Rows from a dataset
*-*-*

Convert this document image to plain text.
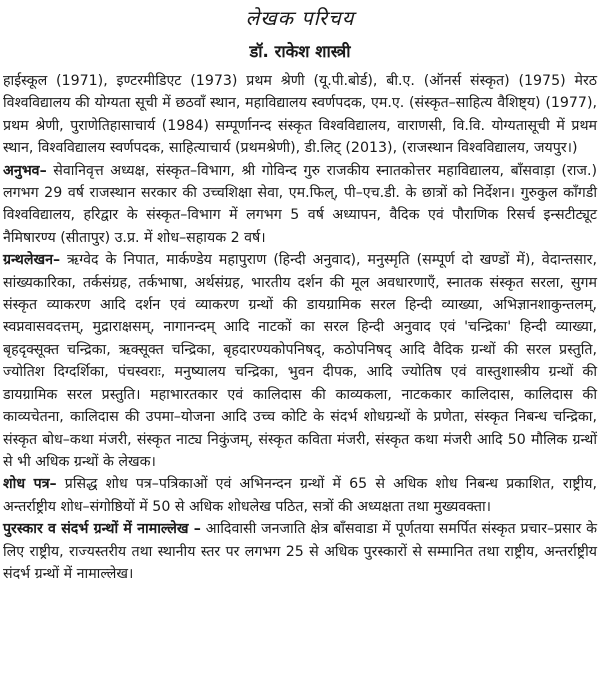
लेखक परिचय
डॉ. राकेश शास्त्री

हाईस्कूल (1971), इण्टरमीडिएट (1973) प्रथम श्रेणी (यू.पी.बोर्ड), बी.ए. (ऑनर्स संस्कृत) (1975) मेरठ विश्वविद्यालय की योग्यता सूची में छठवाँ स्थान, महाविद्यालय स्वर्णपदक, एम.ए. (संस्कृत–साहित्य वैशिष्ट्य) (1977), प्रथम श्रेणी, पुराणेतिहासाचार्य (1984) सम्पूर्णानन्द संस्कृत विश्वविद्यालय, वाराणसी, वि.वि. योग्यतासूची में प्रथम स्थान, विश्वविद्यालय स्वर्णपदक, साहित्याचार्य (प्रथमश्रेणी), डी.लिट् (2013), (राजस्थान विश्वविद्यालय, जयपुर।)

अनुभव– सेवानिवृत्त अध्यक्ष, संस्कृत–विभाग, श्री गोविन्द गुरु राजकीय स्नातकोत्तर महाविद्यालय, बाँसवाड़ा (राज.) लगभग 29 वर्ष राजस्थान सरकार की उच्चशिक्षा सेवा, एम.फिल्, पी–एच.डी. के छात्रों को निर्देशन। गुरुकुल काँगडी विश्वविद्यालय, हरिद्वार के संस्कृत–विभाग में लगभग 5 वर्ष अध्यापन, वैदिक एवं पौराणिक रिसर्च इन्सटीट्यूट नैमिषारण्य (सीतापुर) उ.प्र. में शोध–सहायक 2 वर्ष।

ग्रन्थलेखन– ऋग्वेद के निपात, मार्कण्डेय महापुराण (हिन्दी अनुवाद), मनुस्मृति (सम्पूर्ण दो खण्डों में), वेदान्तसार, सांख्यकारिका, तर्कसंग्रह, तर्कभाषा, अर्थसंग्रह, भारतीय दर्शन की मूल अवधारणाएँ, स्नातक संस्कृत सरला, सुगम संस्कृत व्याकरण आदि दर्शन एवं व्याकरण ग्रन्थों की डायग्रामिक सरल हिन्दी व्याख्या, अभिज्ञानशाकुन्तलम्, स्वप्नवासवदत्तम्, मुद्राराक्षसम्, नागानन्दम् आदि नाटकों का सरल हिन्दी अनुवाद एवं 'चन्द्रिका' हिन्दी व्याख्या, बृहदृक्सूक्त चन्द्रिका, ऋक्सूक्त चन्द्रिका, बृहदारण्यकोपनिषद्, कठोपनिषद् आदि वैदिक ग्रन्थों की सरल प्रस्तुति, ज्योतिश दिग्दर्शिका, पंचस्वराः, मनुष्यालय चन्द्रिका, भुवन दीपक, आदि ज्योतिष एवं वास्तुशास्त्रीय ग्रन्थों की डायग्रामिक सरल प्रस्तुति। महाभारतकार एवं कालिदास की काव्यकला, नाटककार कालिदास, कालिदास की काव्यचेतना, कालिदास की उपमा–योजना आदि उच्च कोटि के संदर्भ शोधग्रन्थों के प्रणेता, संस्कृत निबन्ध चन्द्रिका, संस्कृत बोध–कथा मंजरी, संस्कृत नाट्य निकुंजम्, संस्कृत कविता मंजरी, संस्कृत कथा मंजरी आदि 50 मौलिक ग्रन्थों से भी अधिक ग्रन्थों के लेखक।

शोध पत्र– प्रसिद्ध शोध पत्र–पत्रिकाओं एवं अभिनन्दन ग्रन्थों में 65 से अधिक शोध निबन्ध प्रकाशित, राष्ट्रीय, अन्तर्राष्ट्रीय शोध–संगोष्ठियों में 50 से अधिक शोधलेख पठित, सत्रों की अध्यक्षता तथा मुख्यवक्ता।

पुरस्कार व संदर्भ ग्रन्थों में नामाल्लेख – आदिवासी जनजाति क्षेत्र बाँसवाडा में पूर्णतया समर्पित संस्कृत प्रचार–प्रसार के लिए राष्ट्रीय, राज्यस्तरीय तथा स्थानीय स्तर पर लगभग 25 से अधिक पुरस्कारों से सम्मानित तथा राष्ट्रीय, अन्तर्राष्ट्रीय संदर्भ ग्रन्थों में नामाल्लेख।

*-*-*

Copy all lines from the entries that contain the word "लगभग".

अनुभव– सेवानिवृत्त अध्यक्ष, संस्कृत–विभाग, श्री गोविन्द गुरु राजकीय स्नातकोत्तर महाविद्यालय, बाँसवाड़ा (राज.) लगभग 29 वर्ष राजस्थान सरकार की उच्चशिक्षा सेवा, एम.फिल्, पी–एच.डी. के छात्रों को निर्देशन। गुरुकुल काँगडी विश्वविद्यालय, हरिद्वार के संस्कृत–विभाग में लगभग 5 वर्ष अध्यापन, वैदिक एवं पौराणिक रिसर्च इन्सटीट्यूट नैमिषारण्य (सीतापुर) उ.प्र. में शोध–सहायक 2 वर्ष।
पुरस्कार व संदर्भ ग्रन्थों में नामाल्लेख – आदिवासी जनजाति क्षेत्र बाँसवाडा में पूर्णतया समर्पित संस्कृत प्रचार–प्रसार के लिए राष्ट्रीय, राज्यस्तरीय तथा स्थानीय स्तर पर लगभग 25 से अधिक पुरस्कारों से सम्मानित तथा राष्ट्रीय, अन्तर्राष्ट्रीय संदर्भ ग्रन्थों में नामाल्लेख।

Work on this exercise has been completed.